La lana sigue dando que hablar. "Durante los primeros cuatro meses de la zafra 2002/2003 (Noviembre—Febrero), Uruguay exportó 14,1 millones de kilos base limpia, equivalentes a 20,5 millones de kilos de lana base sucia", según manifestó el analista de mercado del Secretariado Uruguayo de la Lana (SUL), José Luis Trifoglio, en base a cifras proporcionadas por la Cámara Mercantil de Productos del País.
Esta cifra representa un incremento del 19,2% respecto a igual período de la zafra anterior, cuando se llevaban exportados aproximadamente 17,2 millones de kilos base sucia.
Según el informe, el principal comprador en dicho período fue Italia (25,2%), seguido por la República Popular China (18,2%), Alemania (16,7%), India (7,6%) y Reino Unido (5,7%).
El especialista del SUL analizó que el orden de los destinos se modificó al ser visto por producto ya que en tops —que representa el 61,1% de la lana exportada de Uruguay—, los principales destinos fueron Italia, Alemania y China. Por su parte, las exportaciones de lana lavada (14,3% del total) registraron como principal comprador a China, seguida de India y Bélgica.
Consultado por El País, Trifoglio sostuvo que el incremento, que ya ha superado el 50% de la zafra estimada en unos 40 millones de kilos, se explica fundamentalmente por una mayor presencia de Italia como destino.

Material proporcionado |
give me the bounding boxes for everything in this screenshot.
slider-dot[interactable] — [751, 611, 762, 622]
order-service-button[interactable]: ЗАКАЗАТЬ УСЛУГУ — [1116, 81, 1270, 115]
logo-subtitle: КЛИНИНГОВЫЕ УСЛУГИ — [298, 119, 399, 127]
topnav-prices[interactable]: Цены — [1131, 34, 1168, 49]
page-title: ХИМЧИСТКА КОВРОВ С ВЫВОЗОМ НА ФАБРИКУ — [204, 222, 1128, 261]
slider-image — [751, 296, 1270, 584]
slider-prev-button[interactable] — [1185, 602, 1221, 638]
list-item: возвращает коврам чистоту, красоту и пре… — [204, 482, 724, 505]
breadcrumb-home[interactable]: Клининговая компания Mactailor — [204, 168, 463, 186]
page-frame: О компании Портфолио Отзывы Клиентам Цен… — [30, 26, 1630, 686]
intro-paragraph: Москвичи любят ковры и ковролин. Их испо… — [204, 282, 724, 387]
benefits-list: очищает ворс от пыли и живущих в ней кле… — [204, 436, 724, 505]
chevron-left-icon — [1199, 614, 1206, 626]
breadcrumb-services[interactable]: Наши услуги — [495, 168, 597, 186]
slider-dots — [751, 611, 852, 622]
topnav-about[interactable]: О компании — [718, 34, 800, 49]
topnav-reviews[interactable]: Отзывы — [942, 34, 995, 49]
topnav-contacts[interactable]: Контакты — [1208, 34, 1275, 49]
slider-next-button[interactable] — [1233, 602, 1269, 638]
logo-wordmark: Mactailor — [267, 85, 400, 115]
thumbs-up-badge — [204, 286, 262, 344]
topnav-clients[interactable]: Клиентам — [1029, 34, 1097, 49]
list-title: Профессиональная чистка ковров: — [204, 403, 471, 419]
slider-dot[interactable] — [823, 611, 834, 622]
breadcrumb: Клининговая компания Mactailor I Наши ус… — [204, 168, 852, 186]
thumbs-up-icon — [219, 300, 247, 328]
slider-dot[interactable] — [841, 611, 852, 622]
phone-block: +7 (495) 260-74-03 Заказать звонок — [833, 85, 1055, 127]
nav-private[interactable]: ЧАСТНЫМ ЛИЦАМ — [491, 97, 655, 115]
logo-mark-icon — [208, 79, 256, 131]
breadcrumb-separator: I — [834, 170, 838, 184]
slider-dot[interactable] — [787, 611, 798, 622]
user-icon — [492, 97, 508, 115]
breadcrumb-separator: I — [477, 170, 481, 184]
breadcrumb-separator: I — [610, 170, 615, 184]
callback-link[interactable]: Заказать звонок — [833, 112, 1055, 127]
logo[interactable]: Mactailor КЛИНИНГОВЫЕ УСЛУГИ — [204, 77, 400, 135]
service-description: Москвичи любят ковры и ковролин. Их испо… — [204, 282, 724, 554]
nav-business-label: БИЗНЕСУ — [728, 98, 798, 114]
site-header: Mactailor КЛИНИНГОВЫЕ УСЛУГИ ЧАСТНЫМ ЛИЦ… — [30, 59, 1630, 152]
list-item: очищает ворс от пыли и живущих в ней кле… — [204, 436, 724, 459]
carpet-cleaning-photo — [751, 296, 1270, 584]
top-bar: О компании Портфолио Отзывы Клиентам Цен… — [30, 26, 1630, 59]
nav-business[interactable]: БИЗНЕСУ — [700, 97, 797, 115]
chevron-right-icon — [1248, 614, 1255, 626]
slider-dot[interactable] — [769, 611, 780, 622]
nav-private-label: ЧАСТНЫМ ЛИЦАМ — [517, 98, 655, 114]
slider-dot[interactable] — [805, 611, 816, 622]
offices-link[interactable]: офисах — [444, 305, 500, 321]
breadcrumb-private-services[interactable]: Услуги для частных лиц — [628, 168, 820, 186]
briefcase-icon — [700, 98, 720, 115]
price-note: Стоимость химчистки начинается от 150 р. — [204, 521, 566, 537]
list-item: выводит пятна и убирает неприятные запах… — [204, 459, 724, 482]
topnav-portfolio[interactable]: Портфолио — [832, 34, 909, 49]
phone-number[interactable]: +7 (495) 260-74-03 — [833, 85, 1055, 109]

Tarea 1 | Según el texto sobre la exportación de lana de Uruguay, ¿qué porcentaje de la lana exportada representan los tops?
Tarea 2 | Escribe la continuación del texto sobre la exportación de lana de Uruguay a partir de su última oración.

Respuesta 1 | El 61,1%.

Respuesta 2 |
Si bien Italia es un mercado tradicional, no es común que sea el principal destino, lugar ocupado habitualmente por China. En estos momentos el enlentecimiento de las compras del país asiático invirtieron la proporción, pero se espera que China entre en el mercado uruguayo en el corto plazo. No obstante ello, Trifoglio analizó que es positivo el volumen exportado hacia Italia, "porque es uno de los principales países en cuanto a exigencias de calidad, lo que habla bien de las lanas uruguayas".
Para concretar estos volúmenes, Uruguay también importa lana, registrándose entre los años 2001 y 2002 un promedio anual de 11 millones de kilos traídos del exterior, a los que se les da valor agreagado, se los peina y se los reexporta, significando un incremento en la cantidad de mano de obra utilizada con tecnología de punta a nivel mundial.
En ese sentido, según estas cifras conocidas, las colocaciones de las industrias topistas en el exterior han generado mayores divisas para el país, en momentos que se registra un incremento en el valor de la lana, ante la baja de la producción a nivel mundial, lo que llevó a que la demanda internacional captara rápidamente la oferta disponible.